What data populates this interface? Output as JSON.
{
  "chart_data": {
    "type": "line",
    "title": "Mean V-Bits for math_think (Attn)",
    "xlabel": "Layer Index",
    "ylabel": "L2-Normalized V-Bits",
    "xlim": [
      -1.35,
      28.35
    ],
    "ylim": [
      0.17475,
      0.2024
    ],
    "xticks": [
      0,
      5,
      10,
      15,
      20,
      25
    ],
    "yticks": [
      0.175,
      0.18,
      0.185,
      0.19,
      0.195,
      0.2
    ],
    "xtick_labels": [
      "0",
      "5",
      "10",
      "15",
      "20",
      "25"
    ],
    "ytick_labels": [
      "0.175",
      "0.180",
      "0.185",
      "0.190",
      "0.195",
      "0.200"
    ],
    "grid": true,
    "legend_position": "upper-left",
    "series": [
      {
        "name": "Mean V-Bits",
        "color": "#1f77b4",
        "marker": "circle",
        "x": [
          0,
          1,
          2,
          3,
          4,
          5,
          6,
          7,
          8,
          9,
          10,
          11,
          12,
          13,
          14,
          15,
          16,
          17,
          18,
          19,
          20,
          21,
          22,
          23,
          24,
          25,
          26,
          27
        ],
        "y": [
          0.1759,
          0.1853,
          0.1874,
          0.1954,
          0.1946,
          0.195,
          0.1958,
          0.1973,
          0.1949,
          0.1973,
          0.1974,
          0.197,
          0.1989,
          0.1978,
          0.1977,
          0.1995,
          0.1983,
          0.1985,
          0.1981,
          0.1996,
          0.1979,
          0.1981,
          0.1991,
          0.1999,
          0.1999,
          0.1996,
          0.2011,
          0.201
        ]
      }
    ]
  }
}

====================

Directive =>
Set down all of the records shown above once more, exactly.

Reply =>
What data populates this interface? Output as JSON.
{
  "chart_data": {
    "type": "line",
    "title": "Mean V-Bits for math_think (Attn)",
    "xlabel": "Layer Index",
    "ylabel": "L2-Normalized V-Bits",
    "xlim": [
      -1.35,
      28.35
    ],
    "ylim": [
      0.17475,
      0.2024
    ],
    "xticks": [
      0,
      5,
      10,
      15,
      20,
      25
    ],
    "yticks": [
      0.175,
      0.18,
      0.185,
      0.19,
      0.195,
      0.2
    ],
    "xtick_labels": [
      "0",
      "5",
      "10",
      "15",
      "20",
      "25"
    ],
    "ytick_labels": [
      "0.175",
      "0.180",
      "0.185",
      "0.190",
      "0.195",
      "0.200"
    ],
    "grid": true,
    "legend_position": "upper-left",
    "series": [
      {
        "name": "Mean V-Bits",
        "color": "#1f77b4",
        "marker": "circle",
        "x": [
          0,
          1,
          2,
          3,
          4,
          5,
          6,
          7,
          8,
          9,
          10,
          11,
          12,
          13,
          14,
          15,
          16,
          17,
          18,
          19,
          20,
          21,
          22,
          23,
          24,
          25,
          26,
          27
        ],
        "y": [
          0.1759,
          0.1853,
          0.1874,
          0.1954,
          0.1946,
          0.195,
          0.1958,
          0.1973,
          0.1949,
          0.1973,
          0.1974,
          0.197,
          0.1989,
          0.1978,
          0.1977,
          0.1995,
          0.1983,
          0.1985,
          0.1981,
          0.1996,
          0.1979,
          0.1981,
          0.1991,
          0.1999,
          0.1999,
          0.1996,
          0.2011,
          0.201
        ]
      }
    ]
  }
}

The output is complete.